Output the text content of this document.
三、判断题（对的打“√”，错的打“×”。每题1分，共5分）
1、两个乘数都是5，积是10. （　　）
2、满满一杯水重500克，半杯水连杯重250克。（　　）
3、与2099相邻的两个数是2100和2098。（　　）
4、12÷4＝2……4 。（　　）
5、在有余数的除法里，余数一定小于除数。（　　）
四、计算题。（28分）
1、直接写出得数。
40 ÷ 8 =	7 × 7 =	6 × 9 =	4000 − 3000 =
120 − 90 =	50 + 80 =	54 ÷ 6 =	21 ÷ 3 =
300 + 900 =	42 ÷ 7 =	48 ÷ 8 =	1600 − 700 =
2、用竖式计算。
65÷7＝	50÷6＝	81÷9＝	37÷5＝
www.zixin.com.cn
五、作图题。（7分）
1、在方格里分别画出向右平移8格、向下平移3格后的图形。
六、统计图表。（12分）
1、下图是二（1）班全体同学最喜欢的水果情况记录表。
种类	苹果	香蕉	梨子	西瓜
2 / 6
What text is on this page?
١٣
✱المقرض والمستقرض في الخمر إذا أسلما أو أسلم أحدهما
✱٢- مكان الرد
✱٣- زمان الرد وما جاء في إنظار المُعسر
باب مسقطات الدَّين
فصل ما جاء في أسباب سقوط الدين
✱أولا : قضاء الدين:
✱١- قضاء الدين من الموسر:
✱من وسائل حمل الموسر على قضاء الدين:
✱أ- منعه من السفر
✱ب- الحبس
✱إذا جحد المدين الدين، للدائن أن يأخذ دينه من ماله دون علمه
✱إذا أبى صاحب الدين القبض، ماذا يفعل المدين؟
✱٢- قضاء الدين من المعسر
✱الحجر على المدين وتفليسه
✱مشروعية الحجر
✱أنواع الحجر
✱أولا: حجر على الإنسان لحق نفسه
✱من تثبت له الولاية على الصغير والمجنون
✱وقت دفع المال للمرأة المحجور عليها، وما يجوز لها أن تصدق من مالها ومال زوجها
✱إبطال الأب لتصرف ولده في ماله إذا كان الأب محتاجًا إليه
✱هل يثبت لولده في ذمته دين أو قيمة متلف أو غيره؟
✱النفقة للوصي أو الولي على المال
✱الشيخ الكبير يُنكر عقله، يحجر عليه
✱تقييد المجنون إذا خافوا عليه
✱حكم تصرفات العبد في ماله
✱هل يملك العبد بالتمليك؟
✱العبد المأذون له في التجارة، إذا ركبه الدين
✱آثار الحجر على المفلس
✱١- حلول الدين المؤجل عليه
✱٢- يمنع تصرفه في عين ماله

----------------

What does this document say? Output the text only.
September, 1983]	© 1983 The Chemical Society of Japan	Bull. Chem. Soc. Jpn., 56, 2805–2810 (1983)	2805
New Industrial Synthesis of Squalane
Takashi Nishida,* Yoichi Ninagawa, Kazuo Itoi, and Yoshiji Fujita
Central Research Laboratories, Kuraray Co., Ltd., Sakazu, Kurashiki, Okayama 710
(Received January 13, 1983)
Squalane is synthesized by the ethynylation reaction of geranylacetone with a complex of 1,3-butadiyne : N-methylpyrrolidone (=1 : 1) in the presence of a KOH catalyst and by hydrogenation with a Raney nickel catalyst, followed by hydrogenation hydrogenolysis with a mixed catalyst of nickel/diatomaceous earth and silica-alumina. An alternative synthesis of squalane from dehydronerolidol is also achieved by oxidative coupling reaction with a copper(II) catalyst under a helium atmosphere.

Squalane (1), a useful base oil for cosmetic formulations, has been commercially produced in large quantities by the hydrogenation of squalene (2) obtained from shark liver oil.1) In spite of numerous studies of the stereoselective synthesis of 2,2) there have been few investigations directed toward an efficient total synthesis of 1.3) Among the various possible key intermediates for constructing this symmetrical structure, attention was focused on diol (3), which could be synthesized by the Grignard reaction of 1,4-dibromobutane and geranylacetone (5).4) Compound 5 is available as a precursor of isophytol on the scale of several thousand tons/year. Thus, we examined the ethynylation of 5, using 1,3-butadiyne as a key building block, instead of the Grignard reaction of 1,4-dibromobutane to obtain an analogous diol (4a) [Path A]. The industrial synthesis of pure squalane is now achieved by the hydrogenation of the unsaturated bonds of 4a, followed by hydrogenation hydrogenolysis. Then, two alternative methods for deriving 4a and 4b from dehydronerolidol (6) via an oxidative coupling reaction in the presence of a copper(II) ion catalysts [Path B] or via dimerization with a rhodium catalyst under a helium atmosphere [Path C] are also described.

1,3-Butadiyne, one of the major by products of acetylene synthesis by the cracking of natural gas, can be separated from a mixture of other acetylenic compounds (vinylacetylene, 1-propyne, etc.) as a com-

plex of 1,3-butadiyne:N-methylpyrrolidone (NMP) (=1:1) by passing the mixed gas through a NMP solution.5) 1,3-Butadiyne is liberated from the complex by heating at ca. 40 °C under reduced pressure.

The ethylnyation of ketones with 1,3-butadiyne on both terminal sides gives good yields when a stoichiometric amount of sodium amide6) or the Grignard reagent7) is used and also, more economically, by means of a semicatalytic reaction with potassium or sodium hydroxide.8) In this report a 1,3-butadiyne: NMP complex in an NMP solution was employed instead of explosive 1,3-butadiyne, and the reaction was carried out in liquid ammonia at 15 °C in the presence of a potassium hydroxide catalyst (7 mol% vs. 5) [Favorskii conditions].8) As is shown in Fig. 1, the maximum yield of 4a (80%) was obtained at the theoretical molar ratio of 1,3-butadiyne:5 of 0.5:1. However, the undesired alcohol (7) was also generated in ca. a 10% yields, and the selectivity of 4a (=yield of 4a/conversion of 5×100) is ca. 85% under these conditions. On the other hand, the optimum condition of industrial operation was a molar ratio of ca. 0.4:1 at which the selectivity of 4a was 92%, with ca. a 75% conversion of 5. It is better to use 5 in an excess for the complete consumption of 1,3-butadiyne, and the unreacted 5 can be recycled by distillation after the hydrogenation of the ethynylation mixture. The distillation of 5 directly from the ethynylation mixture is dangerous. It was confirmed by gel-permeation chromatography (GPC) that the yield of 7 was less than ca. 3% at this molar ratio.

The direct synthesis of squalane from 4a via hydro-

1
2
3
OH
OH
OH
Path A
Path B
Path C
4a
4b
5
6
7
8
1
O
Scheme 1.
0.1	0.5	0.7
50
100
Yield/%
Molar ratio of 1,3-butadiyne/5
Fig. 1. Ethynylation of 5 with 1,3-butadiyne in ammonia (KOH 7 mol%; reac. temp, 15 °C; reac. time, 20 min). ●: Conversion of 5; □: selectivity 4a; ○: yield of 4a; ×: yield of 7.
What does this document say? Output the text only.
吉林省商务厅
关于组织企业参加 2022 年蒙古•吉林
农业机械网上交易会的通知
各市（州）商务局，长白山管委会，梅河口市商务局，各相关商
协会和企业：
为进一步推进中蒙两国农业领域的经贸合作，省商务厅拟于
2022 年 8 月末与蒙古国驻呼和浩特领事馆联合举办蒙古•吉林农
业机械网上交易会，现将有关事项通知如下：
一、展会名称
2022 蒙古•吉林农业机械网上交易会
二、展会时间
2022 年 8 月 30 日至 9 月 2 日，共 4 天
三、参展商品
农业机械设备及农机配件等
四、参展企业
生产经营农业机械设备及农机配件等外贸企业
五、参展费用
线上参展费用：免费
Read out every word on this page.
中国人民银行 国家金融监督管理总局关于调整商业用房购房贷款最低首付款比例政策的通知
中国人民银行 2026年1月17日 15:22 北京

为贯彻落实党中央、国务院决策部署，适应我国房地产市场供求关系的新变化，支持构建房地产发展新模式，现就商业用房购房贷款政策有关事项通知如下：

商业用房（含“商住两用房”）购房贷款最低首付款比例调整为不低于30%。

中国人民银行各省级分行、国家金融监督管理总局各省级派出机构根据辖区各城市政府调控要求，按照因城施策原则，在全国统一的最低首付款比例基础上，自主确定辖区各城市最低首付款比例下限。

----------------

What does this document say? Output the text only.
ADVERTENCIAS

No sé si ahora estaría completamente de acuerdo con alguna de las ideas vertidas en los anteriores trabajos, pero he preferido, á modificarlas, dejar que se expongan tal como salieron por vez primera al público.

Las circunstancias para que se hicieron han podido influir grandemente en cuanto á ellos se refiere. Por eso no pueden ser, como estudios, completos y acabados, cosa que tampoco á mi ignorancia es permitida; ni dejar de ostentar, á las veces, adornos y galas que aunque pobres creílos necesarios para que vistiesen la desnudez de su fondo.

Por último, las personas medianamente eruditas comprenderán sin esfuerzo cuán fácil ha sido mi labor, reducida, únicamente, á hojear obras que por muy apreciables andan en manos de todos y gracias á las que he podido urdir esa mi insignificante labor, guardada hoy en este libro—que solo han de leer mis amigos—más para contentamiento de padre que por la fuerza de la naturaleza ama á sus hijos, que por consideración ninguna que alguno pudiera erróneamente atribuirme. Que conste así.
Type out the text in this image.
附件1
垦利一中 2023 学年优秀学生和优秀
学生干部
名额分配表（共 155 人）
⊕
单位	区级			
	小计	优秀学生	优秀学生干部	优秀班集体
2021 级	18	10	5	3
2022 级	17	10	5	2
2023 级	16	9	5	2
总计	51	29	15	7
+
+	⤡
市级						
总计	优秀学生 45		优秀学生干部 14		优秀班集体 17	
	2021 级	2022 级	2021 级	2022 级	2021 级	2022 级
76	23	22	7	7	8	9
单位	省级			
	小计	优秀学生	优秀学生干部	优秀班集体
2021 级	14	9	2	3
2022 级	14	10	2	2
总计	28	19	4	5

----------------

STATED GOAL.
Identify each line in the records above that contains the word "Path", and copy it out in full.

RESULT FOR THIS TASK.
Squalane (1), a useful base oil for cosmetic formulations, has been commercially produced in large quantities by the hydrogenation of squalene (2) obtained from shark liver oil.1) In spite of numerous studies of the stereoselective synthesis of 2,2) there have been few investigations directed toward an efficient total synthesis of 1.3) Among the various possible key intermediates for constructing this symmetrical structure, attention was focused on diol (3), which could be synthesized by the Grignard reaction of 1,4-dibromobutane and geranylacetone (5).4) Compound 5 is available as a precursor of isophytol on the scale of several thousand tons/year. Thus, we examined the ethynylation of 5, using 1,3-butadiyne as a key building block, instead of the Grignard reaction of 1,4-dibromobutane to obtain an analogous diol (4a) [Path A]. The industrial synthesis of pure squalane is now achieved by the hydrogenation of the unsaturated bonds of 4a, followed by hydrogenation hydrogenolysis. Then, two alternative methods for deriving 4a and 4b from dehydronerolidol (6) via an oxidative coupling reaction in the presence of a copper(II) ion catalysts [Path B] or via dimerization with a rhodium catalyst under a helium atmosphere [Path C] are also described.
Path A
Path B
Path C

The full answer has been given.